> What the task requires: Leave out the pictures and reproduce all of the data exactly.

Begin Data entries

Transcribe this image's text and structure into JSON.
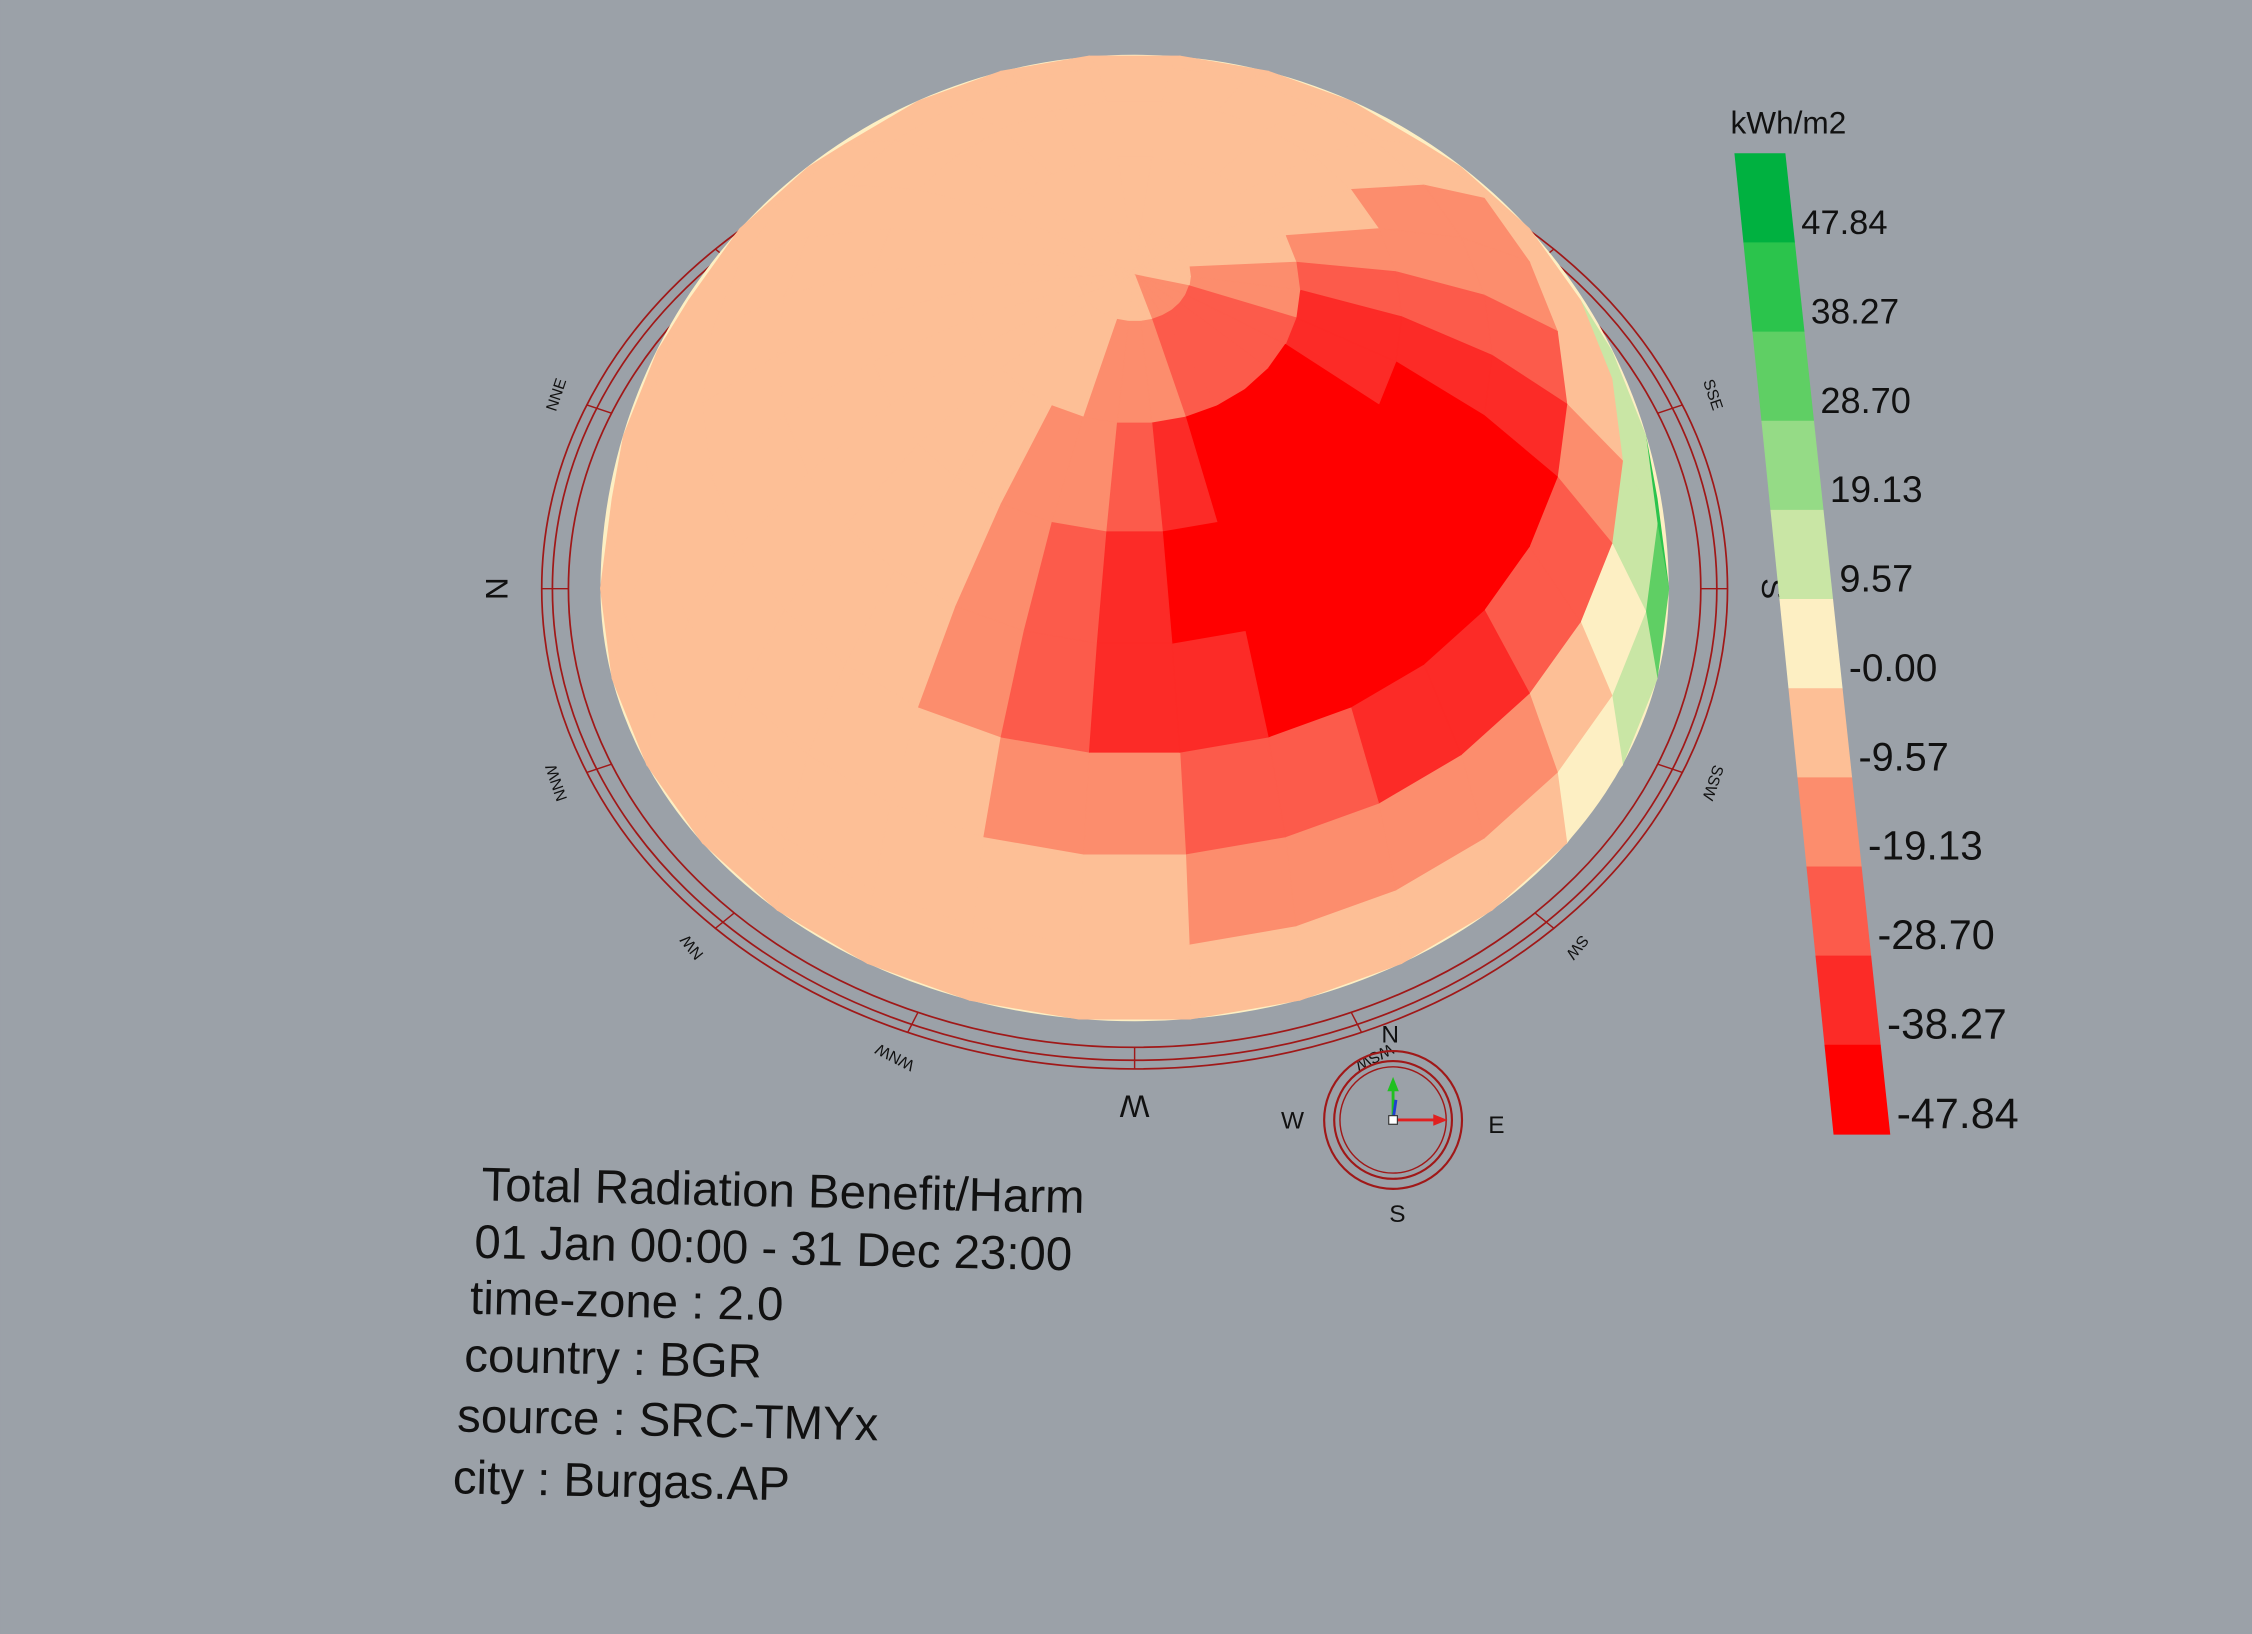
{
  "legend": {
    "title": "kWh/m2",
    "labels": [
      "47.84",
      "38.27",
      "28.70",
      "19.13",
      "9.57",
      "-0.00",
      "-9.57",
      "-19.13",
      "-28.70",
      "-38.27",
      "-47.84"
    ]
  },
  "compass_labels": [
    "NNE",
    "N",
    "NNW",
    "NW",
    "WNW",
    "W",
    "WSW",
    "SW",
    "SSW",
    "S",
    "SSE"
  ],
  "compass_widget": {
    "north": "N",
    "south": "S",
    "west": "W",
    "east": "E"
  },
  "info": [
    "Total Radiation Benefit/Harm",
    "01 Jan 00:00 - 31 Dec 23:00",
    "time-zone : 2.0",
    "country : BGR",
    "source : SRC-TMYx",
    "city : Burgas.AP"
  ]
}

End Data entries

> Answer to this problem:
Transcribe this image's text and structure into JSON.
{
  "legend": {
    "title": "kWh/m2",
    "labels": [
      "47.84",
      "38.27",
      "28.70",
      "19.13",
      "9.57",
      "-0.00",
      "-9.57",
      "-19.13",
      "-28.70",
      "-38.27",
      "-47.84"
    ]
  },
  "compass_labels": [
    "NNE",
    "N",
    "NNW",
    "NW",
    "WNW",
    "W",
    "WSW",
    "SW",
    "SSW",
    "S",
    "SSE"
  ],
  "compass_widget": {
    "north": "N",
    "south": "S",
    "west": "W",
    "east": "E"
  },
  "info": [
    "Total Radiation Benefit/Harm",
    "01 Jan 00:00 - 31 Dec 23:00",
    "time-zone : 2.0",
    "country : BGR",
    "source : SRC-TMYx",
    "city : Burgas.AP"
  ]
}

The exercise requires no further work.